• _DIRECTIVE_
Turn each of the entries into a Markdown table with two columns, Row and Line: number the rows and put one line in each, skipping blank lines.

+++ RECORDS FOR PROCESSING

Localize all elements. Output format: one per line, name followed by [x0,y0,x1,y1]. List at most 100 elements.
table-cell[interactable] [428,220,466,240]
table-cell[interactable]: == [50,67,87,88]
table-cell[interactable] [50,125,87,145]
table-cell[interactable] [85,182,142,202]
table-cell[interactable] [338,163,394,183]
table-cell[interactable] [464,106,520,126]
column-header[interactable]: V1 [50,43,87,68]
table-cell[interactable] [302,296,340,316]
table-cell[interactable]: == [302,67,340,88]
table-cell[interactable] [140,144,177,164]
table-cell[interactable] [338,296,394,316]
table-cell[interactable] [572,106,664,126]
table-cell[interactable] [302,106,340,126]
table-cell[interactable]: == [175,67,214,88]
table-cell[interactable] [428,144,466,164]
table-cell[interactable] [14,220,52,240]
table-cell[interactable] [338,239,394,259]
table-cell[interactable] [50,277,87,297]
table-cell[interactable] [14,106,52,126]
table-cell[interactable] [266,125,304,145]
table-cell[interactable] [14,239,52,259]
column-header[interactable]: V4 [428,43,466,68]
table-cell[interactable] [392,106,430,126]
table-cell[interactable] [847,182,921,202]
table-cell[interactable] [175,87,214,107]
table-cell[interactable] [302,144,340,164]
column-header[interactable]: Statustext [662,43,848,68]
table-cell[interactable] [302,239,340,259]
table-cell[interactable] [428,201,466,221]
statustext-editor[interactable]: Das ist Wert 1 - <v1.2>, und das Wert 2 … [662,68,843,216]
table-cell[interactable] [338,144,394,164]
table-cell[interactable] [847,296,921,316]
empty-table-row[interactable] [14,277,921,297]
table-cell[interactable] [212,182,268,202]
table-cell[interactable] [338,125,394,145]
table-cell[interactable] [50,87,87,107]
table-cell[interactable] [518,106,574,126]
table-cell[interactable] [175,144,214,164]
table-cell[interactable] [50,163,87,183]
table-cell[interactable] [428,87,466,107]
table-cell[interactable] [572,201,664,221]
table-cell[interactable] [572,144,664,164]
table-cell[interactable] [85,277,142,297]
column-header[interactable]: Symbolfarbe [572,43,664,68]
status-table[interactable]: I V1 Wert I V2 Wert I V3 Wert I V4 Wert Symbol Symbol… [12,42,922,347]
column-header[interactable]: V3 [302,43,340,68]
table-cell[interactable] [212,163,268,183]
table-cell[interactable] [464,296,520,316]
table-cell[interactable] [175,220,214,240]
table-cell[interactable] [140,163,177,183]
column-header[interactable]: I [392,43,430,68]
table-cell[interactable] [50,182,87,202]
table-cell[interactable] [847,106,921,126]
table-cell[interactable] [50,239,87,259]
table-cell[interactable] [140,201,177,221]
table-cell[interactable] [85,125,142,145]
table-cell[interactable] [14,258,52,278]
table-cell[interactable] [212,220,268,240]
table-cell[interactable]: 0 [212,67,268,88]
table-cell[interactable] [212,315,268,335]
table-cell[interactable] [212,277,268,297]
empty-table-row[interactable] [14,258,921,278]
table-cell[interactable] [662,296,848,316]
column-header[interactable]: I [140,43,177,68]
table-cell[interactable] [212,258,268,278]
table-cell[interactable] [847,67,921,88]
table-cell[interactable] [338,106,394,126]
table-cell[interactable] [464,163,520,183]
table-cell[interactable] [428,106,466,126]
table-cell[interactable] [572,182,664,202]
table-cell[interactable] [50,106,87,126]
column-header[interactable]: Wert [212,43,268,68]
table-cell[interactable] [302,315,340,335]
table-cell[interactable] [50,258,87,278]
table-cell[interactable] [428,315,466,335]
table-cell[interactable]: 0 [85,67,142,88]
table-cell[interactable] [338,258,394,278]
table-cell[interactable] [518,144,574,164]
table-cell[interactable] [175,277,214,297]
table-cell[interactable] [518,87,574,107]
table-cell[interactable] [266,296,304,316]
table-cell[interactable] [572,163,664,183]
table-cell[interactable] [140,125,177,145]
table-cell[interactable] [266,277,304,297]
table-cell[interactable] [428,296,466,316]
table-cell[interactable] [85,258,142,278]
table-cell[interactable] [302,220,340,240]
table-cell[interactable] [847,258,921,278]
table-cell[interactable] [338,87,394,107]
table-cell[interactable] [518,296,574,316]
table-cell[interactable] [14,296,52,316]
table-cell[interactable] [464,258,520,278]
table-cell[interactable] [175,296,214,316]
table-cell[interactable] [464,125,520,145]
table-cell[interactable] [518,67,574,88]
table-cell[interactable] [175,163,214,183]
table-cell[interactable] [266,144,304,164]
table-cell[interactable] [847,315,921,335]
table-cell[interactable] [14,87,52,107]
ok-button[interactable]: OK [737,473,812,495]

++++++

• _EXPECTED ANSWER_
| Row | Line |
|---|---|
| 1 | Localize all elements. Output format: one per line, name followed by [x0,y0,x1,y1]. List at most 100 elements. |
| 2 | table-cell[interactable] [428,220,466,240] |
| 3 | table-cell[interactable]: == [50,67,87,88] |
| 4 | table-cell[interactable] [50,125,87,145] |
| 5 | table-cell[interactable] [85,182,142,202] |
| 6 | table-cell[interactable] [338,163,394,183] |
| 7 | table-cell[interactable] [464,106,520,126] |
| 8 | column-header[interactable]: V1 [50,43,87,68] |
| 9 | table-cell[interactable] [302,296,340,316] |
| 10 | table-cell[interactable]: == [302,67,340,88] |
| 11 | table-cell[interactable] [140,144,177,164] |
| 12 | table-cell[interactable] [338,296,394,316] |
| 13 | table-cell[interactable] [572,106,664,126] |
| 14 | table-cell[interactable] [302,106,340,126] |
| 15 | table-cell[interactable]: == [175,67,214,88] |
| 16 | table-cell[interactable] [428,144,466,164] |
| 17 | table-cell[interactable] [14,220,52,240] |
| 18 | table-cell[interactable] [338,239,394,259] |
| 19 | table-cell[interactable] [50,277,87,297] |
| 20 | table-cell[interactable] [14,106,52,126] |
| 21 | table-cell[interactable] [266,125,304,145] |
| 22 | table-cell[interactable] [14,239,52,259] |
| 23 | column-header[interactable]: V4 [428,43,466,68] |
| 24 | table-cell[interactable] [392,106,430,126] |
| 25 | table-cell[interactable] [847,182,921,202] |
| 26 | table-cell[interactable] [175,87,214,107] |
| 27 | table-cell[interactable] [302,144,340,164] |
| 28 | column-header[interactable]: Statustext [662,43,848,68] |
| 29 | table-cell[interactable] [302,239,340,259] |
| 30 | table-cell[interactable] [428,201,466,221] |
| 31 | statustext-editor[interactable]: Das ist Wert 1 - <v1.2>, und das Wert 2 … [662,68,843,216] |
| 32 | table-cell[interactable] [338,144,394,164] |
| 33 | table-cell[interactable] [847,296,921,316] |
| 34 | empty-table-row[interactable] [14,277,921,297] |
| 35 | table-cell[interactable] [212,182,268,202] |
| 36 | table-cell[interactable] [338,125,394,145] |
| 37 | table-cell[interactable] [50,87,87,107] |
| 38 | table-cell[interactable] [518,106,574,126] |
| 39 | table-cell[interactable] [175,144,214,164] |
| 40 | table-cell[interactable] [50,163,87,183] |
| 41 | table-cell[interactable] [428,87,466,107] |
| 42 | table-cell[interactable] [572,201,664,221] |
| 43 | table-cell[interactable] [572,144,664,164] |
| 44 | table-cell[interactable] [85,277,142,297] |
| 45 | column-header[interactable]: Symbolfarbe [572,43,664,68] |
| 46 | status-table[interactable]: I V1 Wert I V2 Wert I V3 Wert I V4 Wert Symbol Symbol… [12,42,922,347] |
| 47 | column-header[interactable]: V3 [302,43,340,68] |
| 48 | table-cell[interactable] [212,163,268,183] |
| 49 | table-cell[interactable] [464,296,520,316] |
| 50 | table-cell[interactable] [175,220,214,240] |
| 51 | table-cell[interactable] [140,163,177,183] |
| 52 | column-header[interactable]: I [392,43,430,68] |
| 53 | table-cell[interactable] [50,182,87,202] |
| 54 | table-cell[interactable] [847,106,921,126] |
| 55 | table-cell[interactable] [50,239,87,259] |
| 56 | table-cell[interactable] [140,201,177,221] |
| 57 | table-cell[interactable] [85,125,142,145] |
| 58 | table-cell[interactable] [14,258,52,278] |
| 59 | table-cell[interactable] [212,220,268,240] |
| 60 | table-cell[interactable]: 0 [212,67,268,88] |
| 61 | table-cell[interactable] [212,315,268,335] |
| 62 | table-cell[interactable] [212,277,268,297] |
| 63 | empty-table-row[interactable] [14,258,921,278] |
| 64 | table-cell[interactable] [662,296,848,316] |
| 65 | column-header[interactable]: I [140,43,177,68] |
| 66 | table-cell[interactable] [212,258,268,278] |
| 67 | table-cell[interactable] [847,67,921,88] |
| 68 | table-cell[interactable] [338,106,394,126] |
| 69 | table-cell[interactable] [464,163,520,183] |
| 70 | table-cell[interactable] [428,106,466,126] |
| 71 | table-cell[interactable] [572,182,664,202] |
| 72 | table-cell[interactable] [50,106,87,126] |
| 73 | column-header[interactable]: Wert [212,43,268,68] |
| 74 | table-cell[interactable] [302,315,340,335] |
| 75 | table-cell[interactable] [50,258,87,278] |
| 76 | table-cell[interactable] [428,315,466,335] |
| 77 | table-cell[interactable]: 0 [85,67,142,88] |
| 78 | table-cell[interactable] [338,258,394,278] |
| 79 | table-cell[interactable] [518,144,574,164] |
| 80 | table-cell[interactable] [175,277,214,297] |
| 81 | table-cell[interactable] [518,87,574,107] |
| 82 | table-cell[interactable] [266,296,304,316] |
| 83 | table-cell[interactable] [572,163,664,183] |
| 84 | table-cell[interactable] [140,125,177,145] |
| 85 | table-cell[interactable] [266,277,304,297] |
| 86 | table-cell[interactable] [428,296,466,316] |
| 87 | table-cell[interactable] [85,258,142,278] |
| 88 | table-cell[interactable] [302,220,340,240] |
| 89 | table-cell[interactable] [847,258,921,278] |
| 90 | table-cell[interactable] [338,87,394,107] |
| 91 | table-cell[interactable] [518,296,574,316] |
| 92 | table-cell[interactable] [14,296,52,316] |
| 93 | table-cell[interactable] [464,258,520,278] |
| 94 | table-cell[interactable] [175,296,214,316] |
| 95 | table-cell[interactable] [464,125,520,145] |
| 96 | table-cell[interactable] [518,67,574,88] |
| 97 | table-cell[interactable] [175,163,214,183] |
| 98 | table-cell[interactable] [266,144,304,164] |
| 99 | table-cell[interactable] [847,315,921,335] |
| 100 | table-cell[interactable] [14,87,52,107] |
| 101 | ok-button[interactable]: OK [737,473,812,495] |